─── DOCUMENT

Winchester '73 is a 1950 American Western film directed by Anthony Mann and starring James Stewart, Shelley Winters, Dan Duryea and Stephen McNally. Written by Borden Chase and Robert L. Richards, the film is about the journey of a prized rifle from one ill-fated owner to another and a cowboy's search for a murderous fugitive. It is the first Western film collaboration between Mann and Stewart, the first of seven films they made together, and was filmed in black and white. It was also the first film where an actor received a percentage of the receipts, a practice since known as "points", as compensation.

Among the film's cast of supporting actors, Rock Hudson portrays a Native American and Tony Curtis plays a besieged cavalry trooper, both in small roles at the beginning of their careers.

The film received a Writers Guild of America Award nomination for Best Written American Western. In 2015, the United States Library of Congress selected the film for preservation in the National Film Registry, finding it "culturally, historically, or aesthetically significant".

Plot
Lin McAdam and Frankie Wilson are searching for Dutch Henry Brown, with whom Lin has a personal score to settle.  They find him in a saloon in Dodge City, Kansas, but cannot fight due to the presence of Sheriff Wyatt Earp. Lin enters the town's Centennial shooting contest for a prized Winchester 1873 rifle. Lin wins and goes to his room at the boarding house to pack. There, Dutch ambushes him, steals the rifle, and rides away with two cohorts.
 
Arriving at Riker's Bar, they find Native American trader Joe Lamont, who sees the prize Winchester and becomes determined to own it. He raises the price of his guns and ammunition supply so high that Dutch and his men cannot afford to buy any. Dutch's only option is to trade the rifle for Lamont's three hundred dollars in gold plus their pick of weapons. Dutch makes the trade and tries to get the rifle back by gambling the three hundred in a poker game against Lamont, but loses.

Lamont takes his guns to meet Native American buyers, but their leader Young Bull prefers the prize Winchester. When Lamont refuses to sell it, he is robbed and scalped.

──────
─── DATA LINES

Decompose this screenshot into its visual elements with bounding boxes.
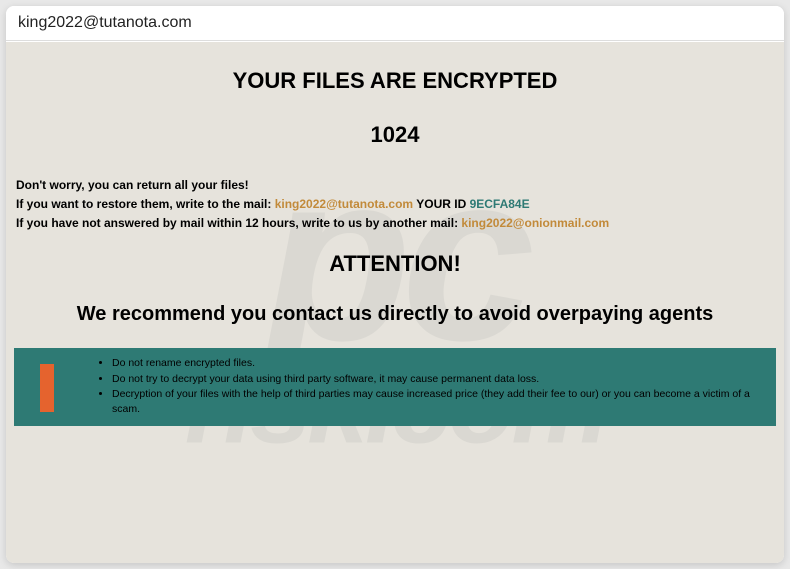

──────

» CHALLENGE: Retype the Winchester '73 passage word for word, beginning at "Arriving at Riker's" and stopping after "robbed and scalped.". You won't need the listing.

» TASK SOLUTION:
Arriving at Riker's Bar, they find Native American trader Joe Lamont, who sees the prize Winchester and becomes determined to own it. He raises the price of his guns and ammunition supply so high that Dutch and his men cannot afford to buy any. Dutch's only option is to trade the rifle for Lamont's three hundred dollars in gold plus their pick of weapons. Dutch makes the trade and tries to get the rifle back by gambling the three hundred in a poker game against Lamont, but loses.

Lamont takes his guns to meet Native American buyers, but their leader Young Bull prefers the prize Winchester. When Lamont refuses to sell it, he is robbed and scalped.